**Data lines**
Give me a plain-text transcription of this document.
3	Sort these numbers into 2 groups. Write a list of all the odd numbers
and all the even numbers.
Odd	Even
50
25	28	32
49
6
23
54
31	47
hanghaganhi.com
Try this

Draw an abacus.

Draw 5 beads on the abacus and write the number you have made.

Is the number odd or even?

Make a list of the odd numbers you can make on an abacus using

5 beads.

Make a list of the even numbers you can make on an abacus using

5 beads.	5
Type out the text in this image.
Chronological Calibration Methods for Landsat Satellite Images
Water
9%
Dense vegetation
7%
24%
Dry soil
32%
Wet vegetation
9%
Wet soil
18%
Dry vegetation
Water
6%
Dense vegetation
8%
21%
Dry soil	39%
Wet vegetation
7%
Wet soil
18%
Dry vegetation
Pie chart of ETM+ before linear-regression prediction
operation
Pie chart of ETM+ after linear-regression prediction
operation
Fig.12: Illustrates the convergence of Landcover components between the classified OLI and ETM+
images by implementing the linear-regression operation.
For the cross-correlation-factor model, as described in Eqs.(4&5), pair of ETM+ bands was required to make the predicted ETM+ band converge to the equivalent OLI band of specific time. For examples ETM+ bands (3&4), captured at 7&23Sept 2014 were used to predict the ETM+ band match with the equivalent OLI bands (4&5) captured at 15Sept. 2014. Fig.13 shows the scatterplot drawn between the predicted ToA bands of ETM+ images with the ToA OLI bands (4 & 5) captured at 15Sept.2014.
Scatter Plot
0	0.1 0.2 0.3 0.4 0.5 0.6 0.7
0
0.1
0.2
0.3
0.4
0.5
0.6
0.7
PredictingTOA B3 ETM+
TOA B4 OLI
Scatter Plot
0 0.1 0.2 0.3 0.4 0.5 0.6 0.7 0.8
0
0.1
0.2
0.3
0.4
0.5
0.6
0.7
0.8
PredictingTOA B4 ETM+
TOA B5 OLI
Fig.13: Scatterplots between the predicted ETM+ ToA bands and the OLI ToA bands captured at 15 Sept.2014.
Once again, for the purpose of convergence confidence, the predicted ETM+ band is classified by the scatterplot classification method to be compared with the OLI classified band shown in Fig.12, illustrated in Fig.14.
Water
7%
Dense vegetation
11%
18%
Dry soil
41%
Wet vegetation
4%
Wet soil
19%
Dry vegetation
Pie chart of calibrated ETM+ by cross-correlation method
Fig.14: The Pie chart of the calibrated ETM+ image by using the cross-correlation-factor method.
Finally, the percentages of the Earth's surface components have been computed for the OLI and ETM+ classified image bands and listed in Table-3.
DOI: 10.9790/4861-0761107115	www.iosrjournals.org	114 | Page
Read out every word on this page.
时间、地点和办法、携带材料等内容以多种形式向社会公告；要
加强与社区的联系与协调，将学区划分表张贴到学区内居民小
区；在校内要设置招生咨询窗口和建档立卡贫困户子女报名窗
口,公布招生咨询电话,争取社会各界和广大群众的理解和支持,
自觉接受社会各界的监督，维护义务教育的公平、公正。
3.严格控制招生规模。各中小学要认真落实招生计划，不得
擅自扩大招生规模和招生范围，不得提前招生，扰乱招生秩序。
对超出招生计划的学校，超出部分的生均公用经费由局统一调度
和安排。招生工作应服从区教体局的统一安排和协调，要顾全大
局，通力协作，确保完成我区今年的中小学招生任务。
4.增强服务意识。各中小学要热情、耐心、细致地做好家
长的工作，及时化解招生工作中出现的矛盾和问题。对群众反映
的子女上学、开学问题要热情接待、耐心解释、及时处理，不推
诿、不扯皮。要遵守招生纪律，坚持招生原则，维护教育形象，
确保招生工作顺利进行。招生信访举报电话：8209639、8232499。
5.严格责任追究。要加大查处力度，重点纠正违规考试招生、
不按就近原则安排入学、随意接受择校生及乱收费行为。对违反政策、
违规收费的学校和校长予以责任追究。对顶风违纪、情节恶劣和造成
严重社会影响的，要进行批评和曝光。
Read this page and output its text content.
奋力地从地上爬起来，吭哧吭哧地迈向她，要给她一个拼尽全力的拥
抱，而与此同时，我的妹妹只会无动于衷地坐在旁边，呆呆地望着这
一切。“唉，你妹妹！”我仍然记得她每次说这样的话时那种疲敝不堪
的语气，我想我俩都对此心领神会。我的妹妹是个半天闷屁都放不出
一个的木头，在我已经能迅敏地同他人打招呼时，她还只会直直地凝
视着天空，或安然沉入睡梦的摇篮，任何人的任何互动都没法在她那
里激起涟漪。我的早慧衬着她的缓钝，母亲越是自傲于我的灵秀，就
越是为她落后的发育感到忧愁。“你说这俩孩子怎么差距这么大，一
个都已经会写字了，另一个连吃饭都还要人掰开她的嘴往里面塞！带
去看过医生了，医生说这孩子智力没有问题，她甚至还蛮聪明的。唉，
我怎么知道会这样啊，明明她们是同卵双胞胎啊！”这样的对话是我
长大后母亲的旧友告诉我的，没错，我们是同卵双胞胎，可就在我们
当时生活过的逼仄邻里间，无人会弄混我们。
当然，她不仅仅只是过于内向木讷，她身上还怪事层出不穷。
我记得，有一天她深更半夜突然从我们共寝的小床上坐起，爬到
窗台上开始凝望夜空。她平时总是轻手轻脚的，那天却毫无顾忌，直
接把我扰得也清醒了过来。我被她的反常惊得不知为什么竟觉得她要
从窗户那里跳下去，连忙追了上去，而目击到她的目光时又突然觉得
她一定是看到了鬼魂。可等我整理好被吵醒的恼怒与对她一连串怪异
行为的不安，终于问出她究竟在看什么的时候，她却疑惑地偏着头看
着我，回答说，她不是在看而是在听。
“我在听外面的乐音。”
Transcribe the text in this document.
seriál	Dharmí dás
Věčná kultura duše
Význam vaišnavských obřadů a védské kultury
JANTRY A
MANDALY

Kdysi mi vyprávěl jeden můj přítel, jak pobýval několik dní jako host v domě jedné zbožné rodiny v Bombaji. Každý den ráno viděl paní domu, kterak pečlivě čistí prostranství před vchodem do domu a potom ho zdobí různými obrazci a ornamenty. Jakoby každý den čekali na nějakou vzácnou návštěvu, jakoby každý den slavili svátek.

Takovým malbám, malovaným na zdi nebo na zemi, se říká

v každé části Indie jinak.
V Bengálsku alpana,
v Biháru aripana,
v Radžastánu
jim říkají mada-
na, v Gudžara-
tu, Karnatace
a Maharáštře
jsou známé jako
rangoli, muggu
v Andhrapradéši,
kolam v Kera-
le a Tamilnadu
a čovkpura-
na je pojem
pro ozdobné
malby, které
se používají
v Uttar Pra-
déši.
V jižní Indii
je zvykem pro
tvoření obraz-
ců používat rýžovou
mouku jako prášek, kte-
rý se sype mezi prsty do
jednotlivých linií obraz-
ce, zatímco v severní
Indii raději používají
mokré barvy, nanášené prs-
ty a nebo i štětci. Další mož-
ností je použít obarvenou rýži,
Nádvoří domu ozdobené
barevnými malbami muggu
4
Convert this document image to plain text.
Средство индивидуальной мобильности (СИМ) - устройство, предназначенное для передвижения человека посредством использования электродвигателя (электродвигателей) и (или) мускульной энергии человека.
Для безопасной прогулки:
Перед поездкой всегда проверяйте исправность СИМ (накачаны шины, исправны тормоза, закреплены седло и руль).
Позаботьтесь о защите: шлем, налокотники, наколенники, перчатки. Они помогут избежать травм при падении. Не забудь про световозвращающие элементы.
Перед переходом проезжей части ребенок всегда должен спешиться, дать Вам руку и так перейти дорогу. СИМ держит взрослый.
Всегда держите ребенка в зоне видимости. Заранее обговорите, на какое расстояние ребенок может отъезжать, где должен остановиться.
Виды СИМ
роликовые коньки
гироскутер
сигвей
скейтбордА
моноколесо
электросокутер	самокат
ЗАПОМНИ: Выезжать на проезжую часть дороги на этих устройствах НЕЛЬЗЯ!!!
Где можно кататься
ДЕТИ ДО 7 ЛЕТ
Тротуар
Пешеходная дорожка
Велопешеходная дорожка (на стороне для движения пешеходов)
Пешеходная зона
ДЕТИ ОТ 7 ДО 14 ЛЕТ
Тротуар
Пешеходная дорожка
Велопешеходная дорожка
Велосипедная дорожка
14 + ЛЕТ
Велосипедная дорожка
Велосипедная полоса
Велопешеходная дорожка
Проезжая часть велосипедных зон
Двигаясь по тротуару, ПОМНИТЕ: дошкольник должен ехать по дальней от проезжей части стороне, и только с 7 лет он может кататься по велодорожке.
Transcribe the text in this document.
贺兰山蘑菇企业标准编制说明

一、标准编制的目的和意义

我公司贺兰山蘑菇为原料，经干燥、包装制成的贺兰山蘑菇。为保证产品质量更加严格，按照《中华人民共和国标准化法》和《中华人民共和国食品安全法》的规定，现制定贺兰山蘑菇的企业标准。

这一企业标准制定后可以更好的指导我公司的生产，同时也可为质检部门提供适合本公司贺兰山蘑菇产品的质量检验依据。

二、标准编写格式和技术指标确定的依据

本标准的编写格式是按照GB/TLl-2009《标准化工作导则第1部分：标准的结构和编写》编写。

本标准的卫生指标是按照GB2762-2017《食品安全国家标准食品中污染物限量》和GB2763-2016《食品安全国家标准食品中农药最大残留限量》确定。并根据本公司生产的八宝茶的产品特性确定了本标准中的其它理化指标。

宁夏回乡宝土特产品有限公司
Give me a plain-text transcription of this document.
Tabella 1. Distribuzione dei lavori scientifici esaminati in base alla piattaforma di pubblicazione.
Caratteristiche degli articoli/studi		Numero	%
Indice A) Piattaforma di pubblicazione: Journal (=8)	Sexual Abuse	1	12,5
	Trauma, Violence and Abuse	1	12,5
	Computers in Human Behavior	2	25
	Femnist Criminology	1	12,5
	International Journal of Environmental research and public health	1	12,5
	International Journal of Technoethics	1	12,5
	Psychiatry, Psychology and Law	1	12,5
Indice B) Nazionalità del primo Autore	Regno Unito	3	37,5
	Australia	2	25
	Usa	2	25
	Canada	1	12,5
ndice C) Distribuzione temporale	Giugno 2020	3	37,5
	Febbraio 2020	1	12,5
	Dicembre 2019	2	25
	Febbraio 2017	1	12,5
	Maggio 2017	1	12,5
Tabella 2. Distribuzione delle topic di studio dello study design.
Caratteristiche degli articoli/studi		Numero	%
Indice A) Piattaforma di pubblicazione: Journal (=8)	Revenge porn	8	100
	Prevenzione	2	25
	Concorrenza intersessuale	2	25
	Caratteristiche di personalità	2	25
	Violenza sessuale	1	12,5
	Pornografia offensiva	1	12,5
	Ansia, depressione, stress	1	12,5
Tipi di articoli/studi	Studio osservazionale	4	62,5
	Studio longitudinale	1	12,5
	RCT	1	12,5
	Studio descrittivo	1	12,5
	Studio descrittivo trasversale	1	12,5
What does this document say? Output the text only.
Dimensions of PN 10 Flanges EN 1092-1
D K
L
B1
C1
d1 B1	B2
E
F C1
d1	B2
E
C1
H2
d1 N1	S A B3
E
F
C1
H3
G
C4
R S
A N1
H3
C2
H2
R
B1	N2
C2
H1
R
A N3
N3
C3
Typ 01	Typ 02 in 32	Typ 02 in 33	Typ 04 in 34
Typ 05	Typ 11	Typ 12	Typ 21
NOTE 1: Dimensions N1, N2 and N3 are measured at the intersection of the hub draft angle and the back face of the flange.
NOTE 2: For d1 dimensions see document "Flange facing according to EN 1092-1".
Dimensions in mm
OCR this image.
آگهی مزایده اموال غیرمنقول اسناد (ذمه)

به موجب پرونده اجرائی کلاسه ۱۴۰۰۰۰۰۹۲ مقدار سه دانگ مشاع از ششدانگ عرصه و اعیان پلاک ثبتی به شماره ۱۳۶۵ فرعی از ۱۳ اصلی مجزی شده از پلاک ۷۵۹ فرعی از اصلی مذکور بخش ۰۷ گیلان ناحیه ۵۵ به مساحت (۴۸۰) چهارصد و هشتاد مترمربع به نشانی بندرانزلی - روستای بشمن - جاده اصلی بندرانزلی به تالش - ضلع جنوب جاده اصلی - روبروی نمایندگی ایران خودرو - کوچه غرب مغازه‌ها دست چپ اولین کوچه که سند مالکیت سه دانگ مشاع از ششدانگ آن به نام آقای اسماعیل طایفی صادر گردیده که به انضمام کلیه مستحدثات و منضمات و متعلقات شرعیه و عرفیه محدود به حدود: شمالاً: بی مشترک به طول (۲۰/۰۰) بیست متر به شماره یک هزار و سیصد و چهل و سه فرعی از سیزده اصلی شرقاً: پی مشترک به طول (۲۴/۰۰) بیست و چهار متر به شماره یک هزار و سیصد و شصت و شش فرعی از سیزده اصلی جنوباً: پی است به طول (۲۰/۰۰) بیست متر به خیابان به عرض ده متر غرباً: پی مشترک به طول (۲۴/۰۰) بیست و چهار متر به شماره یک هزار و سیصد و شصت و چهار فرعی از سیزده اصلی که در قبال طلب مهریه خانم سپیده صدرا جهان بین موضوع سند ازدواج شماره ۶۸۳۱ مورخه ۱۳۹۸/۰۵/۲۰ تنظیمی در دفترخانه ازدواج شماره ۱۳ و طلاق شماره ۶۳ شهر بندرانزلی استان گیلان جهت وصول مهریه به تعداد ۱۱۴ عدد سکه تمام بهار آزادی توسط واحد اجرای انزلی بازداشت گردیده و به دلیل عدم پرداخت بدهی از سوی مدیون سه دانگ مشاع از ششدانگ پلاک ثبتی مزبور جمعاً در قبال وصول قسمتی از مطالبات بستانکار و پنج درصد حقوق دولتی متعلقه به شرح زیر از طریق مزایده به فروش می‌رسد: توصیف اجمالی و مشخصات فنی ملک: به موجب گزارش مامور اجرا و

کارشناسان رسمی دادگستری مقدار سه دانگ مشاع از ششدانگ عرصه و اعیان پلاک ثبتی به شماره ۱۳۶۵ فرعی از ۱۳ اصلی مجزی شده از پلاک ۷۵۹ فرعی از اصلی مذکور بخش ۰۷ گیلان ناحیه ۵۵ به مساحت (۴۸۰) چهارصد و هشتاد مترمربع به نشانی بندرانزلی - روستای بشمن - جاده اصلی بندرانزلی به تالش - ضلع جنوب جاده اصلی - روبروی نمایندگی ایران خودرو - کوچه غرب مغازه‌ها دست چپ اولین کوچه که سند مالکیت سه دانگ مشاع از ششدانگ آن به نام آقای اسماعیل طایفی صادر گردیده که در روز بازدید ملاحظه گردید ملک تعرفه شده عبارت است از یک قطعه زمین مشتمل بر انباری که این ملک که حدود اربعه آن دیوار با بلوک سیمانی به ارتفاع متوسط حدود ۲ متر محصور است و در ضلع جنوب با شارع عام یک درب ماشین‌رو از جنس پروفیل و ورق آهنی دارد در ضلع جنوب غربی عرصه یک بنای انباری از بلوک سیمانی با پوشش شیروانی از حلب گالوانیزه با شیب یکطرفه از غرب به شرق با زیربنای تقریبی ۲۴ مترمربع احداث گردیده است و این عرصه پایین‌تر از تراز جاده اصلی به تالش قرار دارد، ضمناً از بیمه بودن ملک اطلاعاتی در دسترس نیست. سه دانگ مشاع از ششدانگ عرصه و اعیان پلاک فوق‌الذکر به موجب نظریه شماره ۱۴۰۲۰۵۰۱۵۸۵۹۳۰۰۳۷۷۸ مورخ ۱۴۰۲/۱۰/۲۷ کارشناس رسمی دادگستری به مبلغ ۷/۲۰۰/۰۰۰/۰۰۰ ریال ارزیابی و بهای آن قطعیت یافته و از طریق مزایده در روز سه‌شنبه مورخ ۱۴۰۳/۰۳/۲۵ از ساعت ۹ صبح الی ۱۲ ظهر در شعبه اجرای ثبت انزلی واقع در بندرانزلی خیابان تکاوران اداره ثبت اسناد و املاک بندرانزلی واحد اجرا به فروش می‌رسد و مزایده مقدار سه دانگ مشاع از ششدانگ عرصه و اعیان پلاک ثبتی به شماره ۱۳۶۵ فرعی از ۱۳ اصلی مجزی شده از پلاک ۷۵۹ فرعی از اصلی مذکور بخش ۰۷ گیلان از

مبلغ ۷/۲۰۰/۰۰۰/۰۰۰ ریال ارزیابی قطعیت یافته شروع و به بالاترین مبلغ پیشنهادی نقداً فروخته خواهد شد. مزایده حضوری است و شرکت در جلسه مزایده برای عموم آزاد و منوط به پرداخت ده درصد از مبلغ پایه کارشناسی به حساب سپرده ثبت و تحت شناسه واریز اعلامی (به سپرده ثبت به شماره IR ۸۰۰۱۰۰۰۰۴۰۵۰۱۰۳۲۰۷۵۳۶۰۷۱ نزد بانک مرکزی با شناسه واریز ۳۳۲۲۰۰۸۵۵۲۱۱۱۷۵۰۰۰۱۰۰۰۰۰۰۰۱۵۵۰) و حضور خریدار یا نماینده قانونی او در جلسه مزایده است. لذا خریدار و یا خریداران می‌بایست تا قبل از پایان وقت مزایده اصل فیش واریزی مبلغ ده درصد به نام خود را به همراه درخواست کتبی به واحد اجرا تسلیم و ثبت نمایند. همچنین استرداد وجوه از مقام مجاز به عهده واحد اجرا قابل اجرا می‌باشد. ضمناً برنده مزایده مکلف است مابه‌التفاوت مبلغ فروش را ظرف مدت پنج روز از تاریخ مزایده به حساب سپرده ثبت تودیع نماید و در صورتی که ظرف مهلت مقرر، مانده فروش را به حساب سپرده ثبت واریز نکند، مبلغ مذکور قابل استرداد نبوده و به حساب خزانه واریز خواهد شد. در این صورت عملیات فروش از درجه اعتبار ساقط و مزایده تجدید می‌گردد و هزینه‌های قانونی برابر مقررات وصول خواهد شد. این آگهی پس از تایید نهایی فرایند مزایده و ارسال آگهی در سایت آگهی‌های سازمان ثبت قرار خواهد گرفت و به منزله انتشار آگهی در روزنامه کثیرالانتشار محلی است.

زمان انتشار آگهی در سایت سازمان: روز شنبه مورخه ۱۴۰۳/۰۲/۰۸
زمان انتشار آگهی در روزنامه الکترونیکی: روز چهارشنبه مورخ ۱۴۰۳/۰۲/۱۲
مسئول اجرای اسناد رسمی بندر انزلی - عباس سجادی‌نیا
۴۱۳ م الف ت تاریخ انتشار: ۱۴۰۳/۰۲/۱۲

**Stated task**
Search the listing above for the string "Distribuzione". Copy every line that contains it.

**Result below**
Tabella 1. Distribuzione dei lavori scientifici esaminati in base alla piattaforma di pubblicazione.
ndice C) Distribuzione temporale	Giugno 2020	3	37,5
Tabella 2. Distribuzione delle topic di studio dello study design.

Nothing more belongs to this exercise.